* begin Data for the task *

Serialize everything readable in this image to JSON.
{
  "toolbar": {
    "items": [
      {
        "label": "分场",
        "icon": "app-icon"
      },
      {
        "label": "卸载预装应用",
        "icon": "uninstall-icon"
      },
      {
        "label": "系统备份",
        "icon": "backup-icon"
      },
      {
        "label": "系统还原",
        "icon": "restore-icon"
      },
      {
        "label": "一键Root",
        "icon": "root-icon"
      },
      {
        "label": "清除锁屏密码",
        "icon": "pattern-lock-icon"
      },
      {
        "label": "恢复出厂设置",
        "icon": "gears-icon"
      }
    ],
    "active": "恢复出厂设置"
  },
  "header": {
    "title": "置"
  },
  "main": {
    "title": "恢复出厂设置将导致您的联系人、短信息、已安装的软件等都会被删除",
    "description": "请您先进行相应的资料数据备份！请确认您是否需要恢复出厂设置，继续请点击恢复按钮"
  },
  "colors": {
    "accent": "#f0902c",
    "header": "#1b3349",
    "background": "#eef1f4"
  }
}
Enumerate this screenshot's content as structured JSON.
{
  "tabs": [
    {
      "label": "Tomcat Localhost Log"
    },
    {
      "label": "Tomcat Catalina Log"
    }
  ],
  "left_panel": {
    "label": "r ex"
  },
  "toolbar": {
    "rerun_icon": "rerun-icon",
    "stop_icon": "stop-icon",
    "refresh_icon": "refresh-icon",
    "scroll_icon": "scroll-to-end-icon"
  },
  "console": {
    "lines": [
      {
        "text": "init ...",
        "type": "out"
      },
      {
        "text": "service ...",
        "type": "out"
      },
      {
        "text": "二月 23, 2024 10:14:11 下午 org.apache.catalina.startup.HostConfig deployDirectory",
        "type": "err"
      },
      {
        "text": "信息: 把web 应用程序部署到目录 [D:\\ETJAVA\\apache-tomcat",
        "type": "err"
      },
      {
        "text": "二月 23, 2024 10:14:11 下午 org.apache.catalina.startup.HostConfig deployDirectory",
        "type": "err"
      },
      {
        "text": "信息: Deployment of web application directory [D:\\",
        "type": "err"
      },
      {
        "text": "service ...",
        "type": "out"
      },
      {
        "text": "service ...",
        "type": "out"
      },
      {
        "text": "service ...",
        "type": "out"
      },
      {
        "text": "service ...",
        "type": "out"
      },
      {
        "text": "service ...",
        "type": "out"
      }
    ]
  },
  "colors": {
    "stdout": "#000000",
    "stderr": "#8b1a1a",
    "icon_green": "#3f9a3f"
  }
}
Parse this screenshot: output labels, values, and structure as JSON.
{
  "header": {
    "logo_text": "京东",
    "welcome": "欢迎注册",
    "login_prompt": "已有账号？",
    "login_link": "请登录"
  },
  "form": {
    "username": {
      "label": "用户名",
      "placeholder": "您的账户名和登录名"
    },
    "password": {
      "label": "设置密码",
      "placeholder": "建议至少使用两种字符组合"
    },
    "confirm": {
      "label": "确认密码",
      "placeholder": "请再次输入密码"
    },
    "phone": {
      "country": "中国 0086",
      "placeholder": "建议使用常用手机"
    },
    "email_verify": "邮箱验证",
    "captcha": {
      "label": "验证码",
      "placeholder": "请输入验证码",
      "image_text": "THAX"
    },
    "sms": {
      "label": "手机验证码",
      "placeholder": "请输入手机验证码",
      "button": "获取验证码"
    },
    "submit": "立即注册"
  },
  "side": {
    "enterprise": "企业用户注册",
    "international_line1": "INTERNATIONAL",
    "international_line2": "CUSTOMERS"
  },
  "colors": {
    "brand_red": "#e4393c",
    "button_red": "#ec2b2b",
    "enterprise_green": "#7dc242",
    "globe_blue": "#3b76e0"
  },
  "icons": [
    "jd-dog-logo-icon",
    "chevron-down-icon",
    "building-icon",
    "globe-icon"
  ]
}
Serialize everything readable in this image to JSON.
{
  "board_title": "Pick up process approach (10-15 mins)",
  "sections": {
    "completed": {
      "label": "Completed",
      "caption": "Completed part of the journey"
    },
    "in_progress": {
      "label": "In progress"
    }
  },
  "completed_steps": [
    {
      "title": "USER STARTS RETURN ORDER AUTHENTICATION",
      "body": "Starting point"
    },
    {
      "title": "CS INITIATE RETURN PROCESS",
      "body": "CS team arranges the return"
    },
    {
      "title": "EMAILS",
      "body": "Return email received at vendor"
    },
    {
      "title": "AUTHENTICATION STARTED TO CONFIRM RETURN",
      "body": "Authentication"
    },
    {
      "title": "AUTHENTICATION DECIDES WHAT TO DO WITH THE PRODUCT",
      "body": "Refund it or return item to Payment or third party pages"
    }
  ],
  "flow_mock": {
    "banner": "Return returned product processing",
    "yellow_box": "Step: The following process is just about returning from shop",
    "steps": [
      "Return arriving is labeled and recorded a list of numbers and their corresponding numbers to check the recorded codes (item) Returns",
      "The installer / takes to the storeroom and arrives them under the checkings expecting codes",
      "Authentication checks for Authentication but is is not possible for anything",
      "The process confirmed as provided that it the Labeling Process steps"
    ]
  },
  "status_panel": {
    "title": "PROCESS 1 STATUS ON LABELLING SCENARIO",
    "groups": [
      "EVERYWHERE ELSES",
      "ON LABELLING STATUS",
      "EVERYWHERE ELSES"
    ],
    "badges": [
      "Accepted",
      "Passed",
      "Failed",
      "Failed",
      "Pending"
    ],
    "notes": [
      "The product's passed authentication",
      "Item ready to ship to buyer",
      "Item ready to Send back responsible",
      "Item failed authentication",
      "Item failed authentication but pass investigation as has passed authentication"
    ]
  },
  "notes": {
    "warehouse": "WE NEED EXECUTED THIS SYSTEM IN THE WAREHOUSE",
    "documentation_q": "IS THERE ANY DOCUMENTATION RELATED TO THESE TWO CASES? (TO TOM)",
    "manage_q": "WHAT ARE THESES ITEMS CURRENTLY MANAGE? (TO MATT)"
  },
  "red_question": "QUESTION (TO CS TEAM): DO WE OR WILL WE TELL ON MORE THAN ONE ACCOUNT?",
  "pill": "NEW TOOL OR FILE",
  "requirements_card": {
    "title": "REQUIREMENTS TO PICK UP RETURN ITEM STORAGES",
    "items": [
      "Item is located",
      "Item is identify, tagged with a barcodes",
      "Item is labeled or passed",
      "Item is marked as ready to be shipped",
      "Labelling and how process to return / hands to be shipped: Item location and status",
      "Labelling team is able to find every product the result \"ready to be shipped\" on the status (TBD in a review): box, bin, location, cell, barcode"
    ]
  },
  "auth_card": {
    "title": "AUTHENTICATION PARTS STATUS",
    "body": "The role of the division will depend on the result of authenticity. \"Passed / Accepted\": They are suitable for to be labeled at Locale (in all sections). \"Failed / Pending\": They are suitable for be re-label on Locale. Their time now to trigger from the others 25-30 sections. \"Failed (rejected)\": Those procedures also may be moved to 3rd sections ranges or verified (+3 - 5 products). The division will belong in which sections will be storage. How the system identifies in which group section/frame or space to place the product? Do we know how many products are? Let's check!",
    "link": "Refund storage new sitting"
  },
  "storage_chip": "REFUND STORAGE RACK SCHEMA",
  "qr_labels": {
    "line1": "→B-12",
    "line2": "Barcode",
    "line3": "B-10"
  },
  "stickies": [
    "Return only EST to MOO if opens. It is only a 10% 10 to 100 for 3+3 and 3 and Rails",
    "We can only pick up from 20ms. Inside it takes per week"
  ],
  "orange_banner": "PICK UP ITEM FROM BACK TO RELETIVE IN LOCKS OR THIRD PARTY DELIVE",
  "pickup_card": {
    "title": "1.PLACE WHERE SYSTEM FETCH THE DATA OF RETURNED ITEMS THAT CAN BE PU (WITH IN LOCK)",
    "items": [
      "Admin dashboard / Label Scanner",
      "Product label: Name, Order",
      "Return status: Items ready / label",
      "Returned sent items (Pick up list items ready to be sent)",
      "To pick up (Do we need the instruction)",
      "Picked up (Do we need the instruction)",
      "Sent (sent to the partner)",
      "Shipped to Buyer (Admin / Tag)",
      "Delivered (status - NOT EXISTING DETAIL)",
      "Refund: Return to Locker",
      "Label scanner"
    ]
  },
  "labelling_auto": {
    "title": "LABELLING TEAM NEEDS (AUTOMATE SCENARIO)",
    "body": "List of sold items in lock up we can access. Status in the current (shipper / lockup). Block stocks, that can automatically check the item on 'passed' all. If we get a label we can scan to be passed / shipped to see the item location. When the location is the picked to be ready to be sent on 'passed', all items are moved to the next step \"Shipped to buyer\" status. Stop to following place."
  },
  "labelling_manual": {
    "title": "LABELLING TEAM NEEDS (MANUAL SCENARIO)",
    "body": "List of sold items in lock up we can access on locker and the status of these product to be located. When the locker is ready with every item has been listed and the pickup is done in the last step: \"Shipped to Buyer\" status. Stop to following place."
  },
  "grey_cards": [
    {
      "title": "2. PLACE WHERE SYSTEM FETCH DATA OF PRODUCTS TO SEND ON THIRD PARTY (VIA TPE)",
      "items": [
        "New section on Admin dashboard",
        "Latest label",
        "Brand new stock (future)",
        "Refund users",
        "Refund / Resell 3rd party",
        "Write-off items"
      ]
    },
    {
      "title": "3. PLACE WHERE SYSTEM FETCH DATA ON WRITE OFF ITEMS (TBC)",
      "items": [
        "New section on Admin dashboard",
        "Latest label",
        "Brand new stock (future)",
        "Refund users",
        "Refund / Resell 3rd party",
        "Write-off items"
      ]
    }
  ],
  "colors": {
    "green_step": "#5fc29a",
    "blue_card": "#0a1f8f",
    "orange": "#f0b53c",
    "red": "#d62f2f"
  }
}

* end Data for the task *

* _Aim_: Give the count of lines in the data shown above that contain "SCENARIO", and nothing else.

* _Complete answer_: 3